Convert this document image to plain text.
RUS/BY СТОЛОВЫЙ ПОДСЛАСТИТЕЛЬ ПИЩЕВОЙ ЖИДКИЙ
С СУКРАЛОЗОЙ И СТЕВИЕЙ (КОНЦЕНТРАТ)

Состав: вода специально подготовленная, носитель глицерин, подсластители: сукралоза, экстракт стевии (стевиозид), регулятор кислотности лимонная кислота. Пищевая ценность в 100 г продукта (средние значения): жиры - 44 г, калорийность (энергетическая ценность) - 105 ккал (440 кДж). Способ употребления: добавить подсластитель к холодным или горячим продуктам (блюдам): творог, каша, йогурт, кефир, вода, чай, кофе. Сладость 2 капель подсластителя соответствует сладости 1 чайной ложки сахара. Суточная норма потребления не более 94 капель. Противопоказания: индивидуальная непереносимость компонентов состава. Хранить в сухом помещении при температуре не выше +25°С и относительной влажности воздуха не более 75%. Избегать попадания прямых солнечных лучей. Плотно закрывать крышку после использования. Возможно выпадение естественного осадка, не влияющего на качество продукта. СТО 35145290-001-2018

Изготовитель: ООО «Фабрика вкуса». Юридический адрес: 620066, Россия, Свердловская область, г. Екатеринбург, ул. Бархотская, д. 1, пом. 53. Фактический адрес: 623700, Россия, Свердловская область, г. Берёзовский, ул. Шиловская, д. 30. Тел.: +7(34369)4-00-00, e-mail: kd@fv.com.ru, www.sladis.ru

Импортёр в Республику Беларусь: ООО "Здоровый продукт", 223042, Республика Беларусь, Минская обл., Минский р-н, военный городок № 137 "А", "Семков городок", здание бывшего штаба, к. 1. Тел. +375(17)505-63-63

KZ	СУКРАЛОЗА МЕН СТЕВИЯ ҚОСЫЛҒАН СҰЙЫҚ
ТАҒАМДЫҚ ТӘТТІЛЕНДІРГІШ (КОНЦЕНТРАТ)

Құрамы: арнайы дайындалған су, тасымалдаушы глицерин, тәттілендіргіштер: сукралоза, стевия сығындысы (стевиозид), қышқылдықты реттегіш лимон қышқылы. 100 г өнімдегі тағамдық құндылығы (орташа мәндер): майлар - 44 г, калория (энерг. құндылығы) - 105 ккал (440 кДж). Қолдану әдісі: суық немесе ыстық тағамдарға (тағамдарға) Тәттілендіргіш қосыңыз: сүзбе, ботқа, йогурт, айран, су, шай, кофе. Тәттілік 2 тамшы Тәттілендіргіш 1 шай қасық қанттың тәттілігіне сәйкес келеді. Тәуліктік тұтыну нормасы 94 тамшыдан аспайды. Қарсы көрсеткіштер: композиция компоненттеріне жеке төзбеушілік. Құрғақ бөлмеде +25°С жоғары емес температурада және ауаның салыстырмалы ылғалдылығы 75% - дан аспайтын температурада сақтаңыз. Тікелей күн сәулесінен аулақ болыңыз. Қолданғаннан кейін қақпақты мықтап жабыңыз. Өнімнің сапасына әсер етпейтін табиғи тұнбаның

= = = = =

# [SHORT PROBLEM]
Lines holding the word "КОНЦЕНТРАТ" in the entries above are the ones to pull out. Copy them all.

# [ANSWER TO THE TASK]
С СУКРАЛОЗОЙ И СТЕВИЕЙ (КОНЦЕНТРАТ)
ТАҒАМДЫҚ ТӘТТІЛЕНДІРГІШ (КОНЦЕНТРАТ)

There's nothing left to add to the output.